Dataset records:
▬▬▬▬▬▬▬▬▬▬

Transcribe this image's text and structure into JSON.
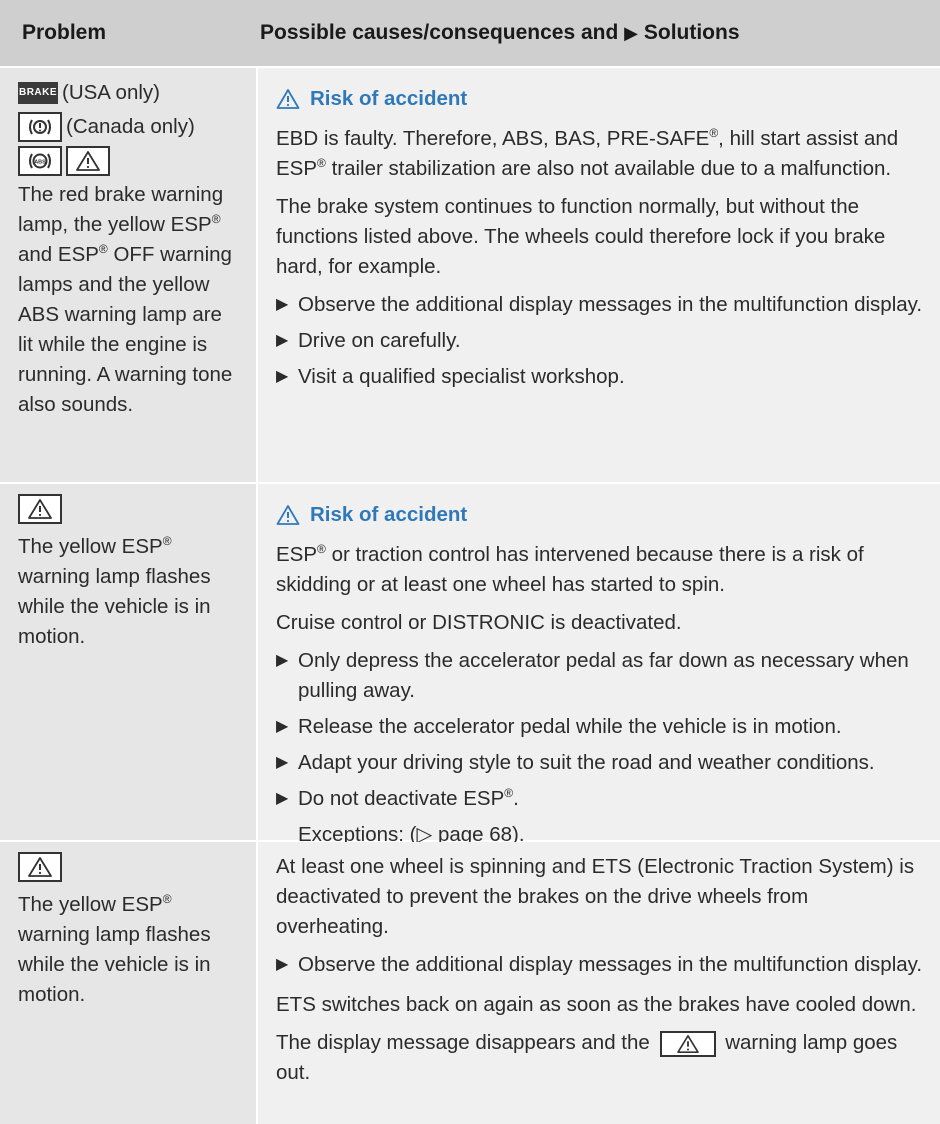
{
  "header": {
    "col1": "Problem",
    "col2_prefix": "Possible causes/consequences and",
    "col2_suffix": "Solutions"
  },
  "rows": [
    {
      "lamps": {
        "brake_badge": "BRAKE",
        "usa": "(USA only)",
        "canada": "(Canada only)"
      },
      "problem": "The red brake warning lamp, the yellow ESP® and ESP® OFF warning lamps and the yellow ABS warning lamp are lit while the engine is running. A warning tone also sounds.",
      "warning": "Risk of accident",
      "paragraphs": [
        "EBD is faulty. Therefore, ABS, BAS, PRE-SAFE®, hill start assist and ESP® trailer stabilization are also not available due to a malfunction.",
        "The brake system continues to function normally, but without the functions listed above. The wheels could therefore lock if you brake hard, for example."
      ],
      "bullets": [
        "Observe the additional display messages in the multifunction display.",
        "Drive on carefully.",
        "Visit a qualified specialist workshop."
      ]
    },
    {
      "problem": "The yellow ESP® warning lamp flashes while the vehicle is in motion.",
      "warning": "Risk of accident",
      "paragraphs": [
        "ESP® or traction control has intervened because there is a risk of skidding or at least one wheel has started to spin.",
        "Cruise control or DISTRONIC is deactivated."
      ],
      "bullets": [
        "Only depress the accelerator pedal as far down as necessary when pulling away.",
        "Release the accelerator pedal while the vehicle is in motion.",
        "Adapt your driving style to suit the road and weather conditions.",
        "Do not deactivate ESP®."
      ],
      "exceptions": "Exceptions: (▷ page 68)."
    },
    {
      "problem": "The yellow ESP® warning lamp flashes while the vehicle is in motion.",
      "paragraphs_before": [
        "At least one wheel is spinning and ETS (Electronic Traction System) is deactivated to prevent the brakes on the drive wheels from overheating."
      ],
      "bullets": [
        "Observe the additional display messages in the multifunction display."
      ],
      "paragraphs_after": [
        "ETS switches back on again as soon as the brakes have cooled down."
      ],
      "last_before": "The display message disappears and the",
      "last_after": "warning lamp goes out."
    }
  ]
}
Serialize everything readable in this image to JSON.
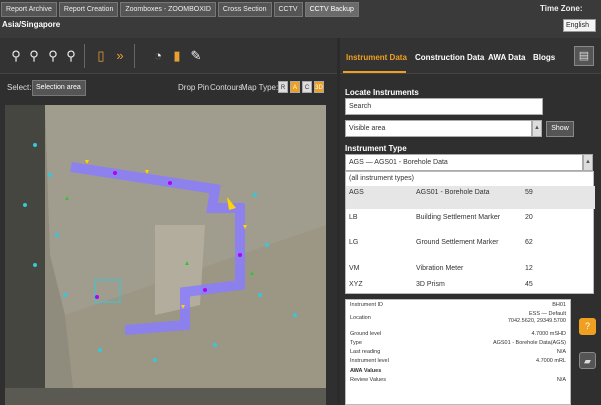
{
  "top_tabs": [
    "Report Archive",
    "Report Creation",
    "Zoomboxes - ZOOMBOXID",
    "Cross Section",
    "CCTV",
    "CCTV Backup"
  ],
  "timezone": {
    "label": "Time Zone:",
    "value": "English"
  },
  "location": "Asia/Singapore",
  "select_row": {
    "label": "Select:",
    "button": "Selection area",
    "drop_pin": "Drop Pin",
    "contours": "Contours",
    "map_type": "Map Type:",
    "map_types": [
      "R",
      "A",
      "C",
      "3D"
    ]
  },
  "right_tabs": [
    "Instrument Data",
    "Construction Data",
    "AWA Data",
    "Blogs"
  ],
  "locate": {
    "title": "Locate Instruments",
    "search_placeholder": "Search",
    "area_value": "Visible area",
    "show_button": "Show"
  },
  "instrument_type": {
    "title": "Instrument Type",
    "current": "AGS — AGS01 - Borehole Data"
  },
  "dropdown": [
    {
      "code": "(all instrument types)",
      "name": "",
      "count": ""
    },
    {
      "code": "AGS",
      "name": "AGS01 - Borehole Data",
      "count": "59"
    },
    {
      "code": "LB",
      "name": "Building Settlement Marker",
      "count": "20"
    },
    {
      "code": "LG",
      "name": "Ground Settlement Marker",
      "count": "62"
    },
    {
      "code": "VM",
      "name": "Vibration Meter",
      "count": "12"
    },
    {
      "code": "XYZ",
      "name": "3D Prism",
      "count": "45"
    }
  ],
  "details": [
    {
      "label": "Instrument ID",
      "value": "BH01"
    },
    {
      "label": "Location",
      "value": "ESS — Default\n7042.5620, 29349.5700"
    },
    {
      "label": "Ground level",
      "value": "4.7000 mSHD"
    },
    {
      "label": "Type",
      "value": "AGS01 - Borehole Data(AGS)"
    },
    {
      "label": "Last reading",
      "value": "N/A"
    },
    {
      "label": "Instrument level",
      "value": "4.7000 mRL"
    },
    {
      "label": "AWA Values",
      "value": ""
    },
    {
      "label": "Review Values",
      "value": "N/A"
    }
  ],
  "icons": {
    "tools": [
      "zoom-in-icon",
      "zoom-out-icon",
      "zoom-extent-icon",
      "zoom-previous-icon",
      "layers-icon",
      "double-chevron-icon",
      "bulb-icon",
      "pin-icon",
      "pencil-icon"
    ],
    "right": [
      "report-icon",
      "help-icon",
      "folder-icon"
    ]
  },
  "colors": {
    "accent": "#f0a020",
    "alignment": "#8a7cff",
    "marker_cyan": "#35c8d8",
    "marker_yellow": "#ffd400"
  }
}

▬▬▬▬▬▬▬▬▬▬

Exercise requirements » Copy the material above exactly and drop the pictures.

Task solution »
Transcribe this image's text and structure into JSON.
{
  "header": {
    "col1": "Problem",
    "col2_prefix": "Possible causes/consequences and",
    "col2_suffix": "Solutions"
  },
  "rows": [
    {
      "lamps": {
        "brake_badge": "BRAKE",
        "usa": "(USA only)",
        "canada": "(Canada only)"
      },
      "problem": "The red brake warning lamp, the yellow ESP® and ESP® OFF warning lamps and the yellow ABS warning lamp are lit while the engine is running. A warning tone also sounds.",
      "warning": "Risk of accident",
      "paragraphs": [
        "EBD is faulty. Therefore, ABS, BAS, PRE-SAFE®, hill start assist and ESP® trailer stabilization are also not available due to a malfunction.",
        "The brake system continues to function normally, but without the functions listed above. The wheels could therefore lock if you brake hard, for example."
      ],
      "bullets": [
        "Observe the additional display messages in the multifunction display.",
        "Drive on carefully.",
        "Visit a qualified specialist workshop."
      ]
    },
    {
      "problem": "The yellow ESP® warning lamp flashes while the vehicle is in motion.",
      "warning": "Risk of accident",
      "paragraphs": [
        "ESP® or traction control has intervened because there is a risk of skidding or at least one wheel has started to spin.",
        "Cruise control or DISTRONIC is deactivated."
      ],
      "bullets": [
        "Only depress the accelerator pedal as far down as necessary when pulling away.",
        "Release the accelerator pedal while the vehicle is in motion.",
        "Adapt your driving style to suit the road and weather conditions.",
        "Do not deactivate ESP®."
      ],
      "exceptions": "Exceptions: (▷ page 68)."
    },
    {
      "problem": "The yellow ESP® warning lamp flashes while the vehicle is in motion.",
      "paragraphs_before": [
        "At least one wheel is spinning and ETS (Electronic Traction System) is deactivated to prevent the brakes on the drive wheels from overheating."
      ],
      "bullets": [
        "Observe the additional display messages in the multifunction display."
      ],
      "paragraphs_after": [
        "ETS switches back on again as soon as the brakes have cooled down."
      ],
      "last_before": "The display message disappears and the",
      "last_after": "warning lamp goes out."
    }
  ]
}
Serialize everything readable in this image to JSON.
{
  "top_tabs": [
    "Report Archive",
    "Report Creation",
    "Zoomboxes - ZOOMBOXID",
    "Cross Section",
    "CCTV",
    "CCTV Backup"
  ],
  "timezone": {
    "label": "Time Zone:",
    "value": "English"
  },
  "location": "Asia/Singapore",
  "select_row": {
    "label": "Select:",
    "button": "Selection area",
    "drop_pin": "Drop Pin",
    "contours": "Contours",
    "map_type": "Map Type:",
    "map_types": [
      "R",
      "A",
      "C",
      "3D"
    ]
  },
  "right_tabs": [
    "Instrument Data",
    "Construction Data",
    "AWA Data",
    "Blogs"
  ],
  "locate": {
    "title": "Locate Instruments",
    "search_placeholder": "Search",
    "area_value": "Visible area",
    "show_button": "Show"
  },
  "instrument_type": {
    "title": "Instrument Type",
    "current": "AGS — AGS01 - Borehole Data"
  },
  "dropdown": [
    {
      "code": "(all instrument types)",
      "name": "",
      "count": ""
    },
    {
      "code": "AGS",
      "name": "AGS01 - Borehole Data",
      "count": "59"
    },
    {
      "code": "LB",
      "name": "Building Settlement Marker",
      "count": "20"
    },
    {
      "code": "LG",
      "name": "Ground Settlement Marker",
      "count": "62"
    },
    {
      "code": "VM",
      "name": "Vibration Meter",
      "count": "12"
    },
    {
      "code": "XYZ",
      "name": "3D Prism",
      "count": "45"
    }
  ],
  "details": [
    {
      "label": "Instrument ID",
      "value": "BH01"
    },
    {
      "label": "Location",
      "value": "ESS — Default\n7042.5620, 29349.5700"
    },
    {
      "label": "Ground level",
      "value": "4.7000 mSHD"
    },
    {
      "label": "Type",
      "value": "AGS01 - Borehole Data(AGS)"
    },
    {
      "label": "Last reading",
      "value": "N/A"
    },
    {
      "label": "Instrument level",
      "value": "4.7000 mRL"
    },
    {
      "label": "AWA Values",
      "value": ""
    },
    {
      "label": "Review Values",
      "value": "N/A"
    }
  ],
  "icons": {
    "tools": [
      "zoom-in-icon",
      "zoom-out-icon",
      "zoom-extent-icon",
      "zoom-previous-icon",
      "layers-icon",
      "double-chevron-icon",
      "bulb-icon",
      "pin-icon",
      "pencil-icon"
    ],
    "right": [
      "report-icon",
      "help-icon",
      "folder-icon"
    ]
  },
  "colors": {
    "accent": "#f0a020",
    "alignment": "#8a7cff",
    "marker_cyan": "#35c8d8",
    "marker_yellow": "#ffd400"
  }
}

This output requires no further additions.